Fort Mill father of slain Clemson student supports assault weapons ban

jmcfadden@heraldonline.comFebruary 27, 2013 

Steve Grich’s first appearance on national television – a “numbing experience,” he said – lasted for about five minutes.

Nevertheless, he hopes his message makes an impact.

The Fort Mill father of a Clemson University student shot and killed late last year has thrown his support behind a proposed federal law that would ban military-style assault weapons and high-capacity magazines, require universal background checks for potential gun buyers, and install stricter mental health measures.

“The background investigations, that’s a good first step,” Grich said Wednesday by phone from Washington, D.C., just minutes after attending Senate hearings and shaking hands with lawmakers.

Gun owners, said Grich – who supports the Second Amendment “100 percent” – should be “responsible for their weapons.”

──────────

→ WORK INSTRUCTIONS:
1. Could you turn the paragraph in the article on Steve Grich that begins "The Fort Mill father of a Clemson University student" into a short bulleted list of its main facts?
2. Can you write the next few paragraphs of the article on Steve Grich, picking up after its final sentence?
The items after the article on Steve Grich aren't needed.

──────────

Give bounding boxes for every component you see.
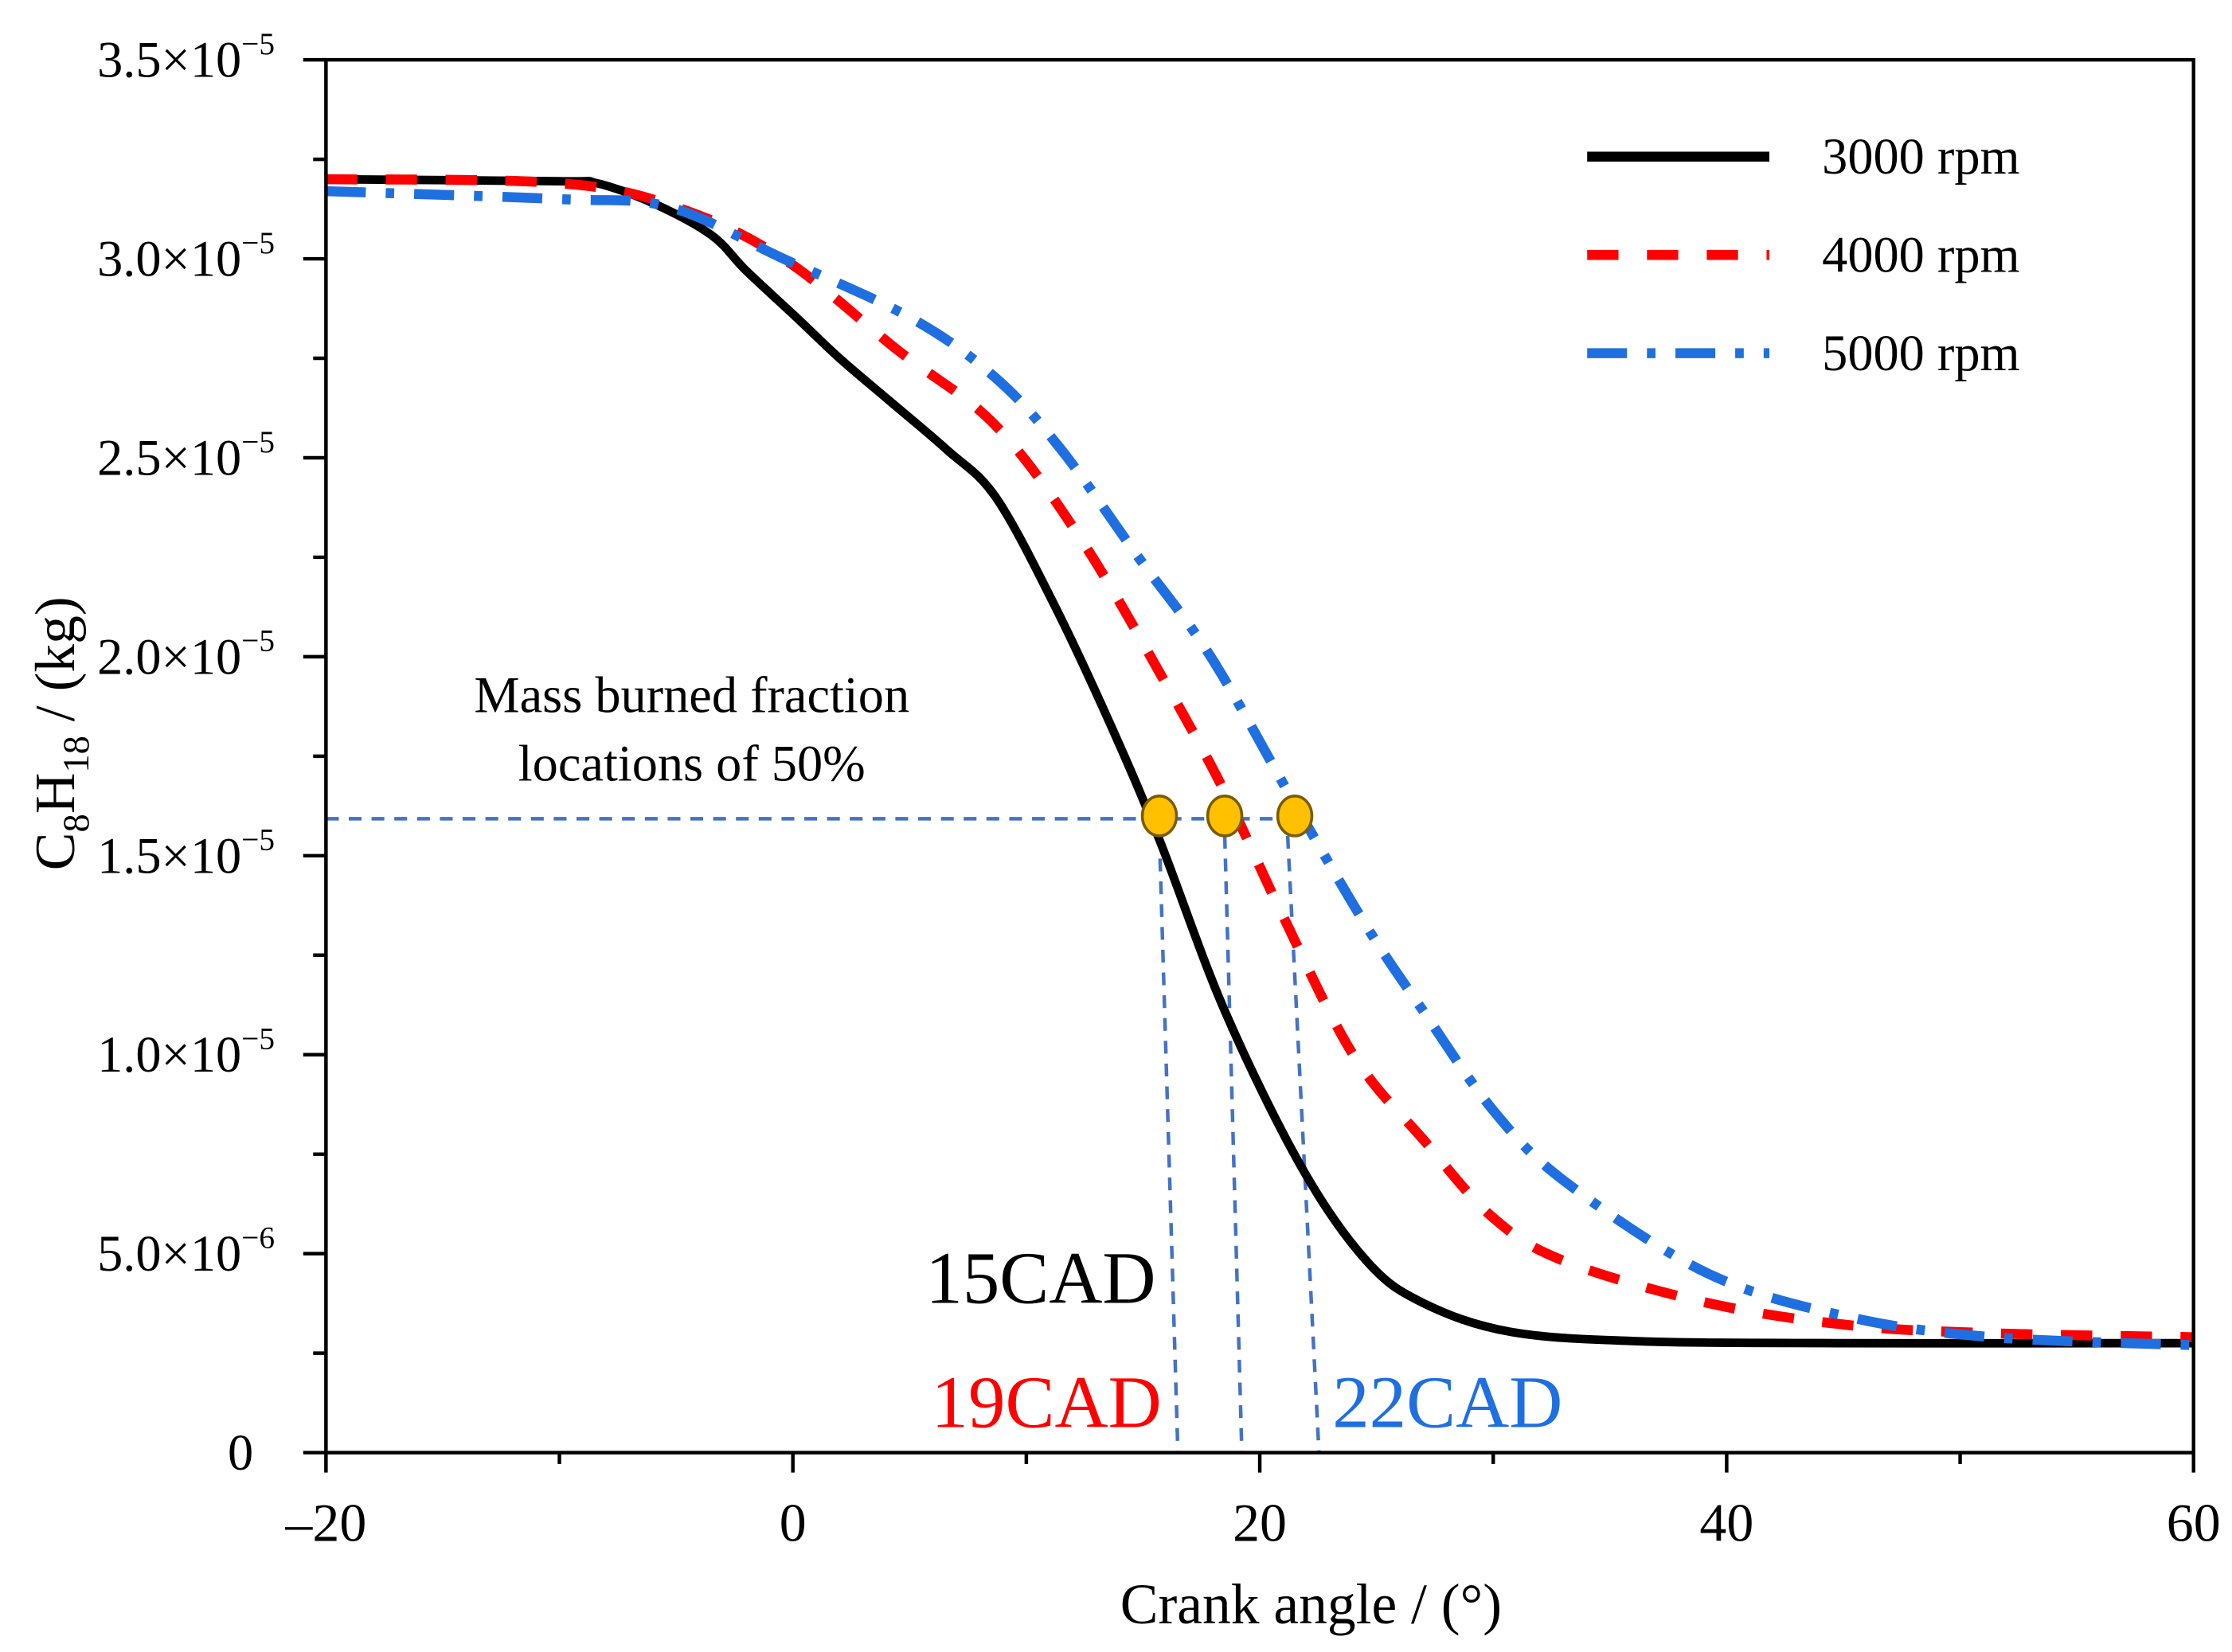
x-tick-label: 60 (2167, 1492, 2221, 1552)
y-axis-label: C8H18 / (kg) (24, 596, 97, 870)
y-tick-label: 0 (228, 1424, 253, 1481)
x-tick-label: 40 (1699, 1492, 1753, 1552)
y-tick-label: 2.5×10−5 (97, 424, 275, 486)
label-22cad: 22CAD (1332, 1361, 1562, 1443)
y-tick-label: 5.0×10−6 (97, 1220, 275, 1282)
mbf50-vertical-guide (1157, 835, 1180, 1453)
mbf50-vertical-guide (1222, 835, 1244, 1453)
y-tick-label: 1.0×10−5 (97, 1021, 275, 1084)
series-line-5000-rpm (326, 186, 2194, 1350)
label-15cad: 15CAD (925, 1238, 1155, 1320)
guide-lines (326, 817, 1321, 1453)
series-line-4000-rpm (326, 174, 2194, 1342)
mbf50-markers (1140, 794, 1314, 838)
series-line-3000-rpm (326, 174, 2194, 1348)
label-19cad: 19CAD (932, 1361, 1162, 1443)
legend-label: 3000 rpm (1822, 128, 2019, 185)
mbf50-marker (1206, 794, 1244, 838)
y-tick-label: 1.5×10−5 (97, 822, 275, 885)
annotation-line-2: locations of 50% (518, 735, 866, 791)
y-tick-label: 2.0×10−5 (97, 623, 275, 685)
mbf50-marker (1140, 794, 1179, 838)
y-tick-label: 3.0×10−5 (97, 225, 275, 287)
annotation-line-1: Mass burned fraction (474, 666, 909, 723)
legend-label: 5000 rpm (1822, 325, 2019, 381)
x-tick-label: 20 (1233, 1492, 1287, 1552)
series-lines (326, 174, 2194, 1350)
mbf50-marker (1276, 794, 1314, 838)
x-tick-label: 0 (780, 1492, 807, 1552)
legend: 3000 rpm 4000 rpm 5000 rpm (1587, 128, 2020, 381)
x-tick-label: –20 (284, 1492, 366, 1552)
y-tick-label: 3.5×10−5 (97, 26, 275, 88)
legend-label: 4000 rpm (1822, 227, 2019, 283)
x-axis-label: Crank angle / (°) (1120, 1573, 1502, 1636)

──────────

→ RESPONSES IN ORDER:
1.
- Steve Grich, of Fort Mill, is the father of a Clemson University student who was shot and killed late last year.
- He supports a proposed federal law that would:
  - ban military-style assault weapons and high-capacity magazines
  - require universal background checks for potential gun buyers
  - install stricter mental health measures

2.
On Dec. 8, police say four men broke into 23-year-old Steven Gregory Grich’s off-campus apartment looking for marijuana belonging to Grich’s roommate. He was killed by a gun his father says was stolen from one of the intruders’ relatives.

Police have arrested four men in connection with Grich’s slaying. No one has spoken with Steve Grich about any other motive.

“Steven’s proudest moment was getting into Clemson,” Grich said. “He worked hard to get into that school.”

Six days after his son’s slaying, Grich heard the news of another tragedy – 20 children and six adults were gunned down by Adam Lanza, 20, when he stormed into Sandy Hook Elementary School in Newtown, Conn.

One of those victims was 6-year-old Jesse McCord Lewis, the son of Neil Heslin. Heslin and Grich went to middle school and high school together in Shelton, Conn.

They lost touch, but reunited through Facebook some time ago with plans to meet up one day.

They could never find time in their schedules, Grich said.

Until now.

“It’s ironic for two people who went to school together to have their sons killed six days apart,” Grich said. “We’re more or less support for each other.”

On Tuesday night, the grieving fathers appeared on CNN’s “The Piers Morgan Show,” and touted their views on proposed gun laws. Grich told Morgan he wants gun owners to be responsible.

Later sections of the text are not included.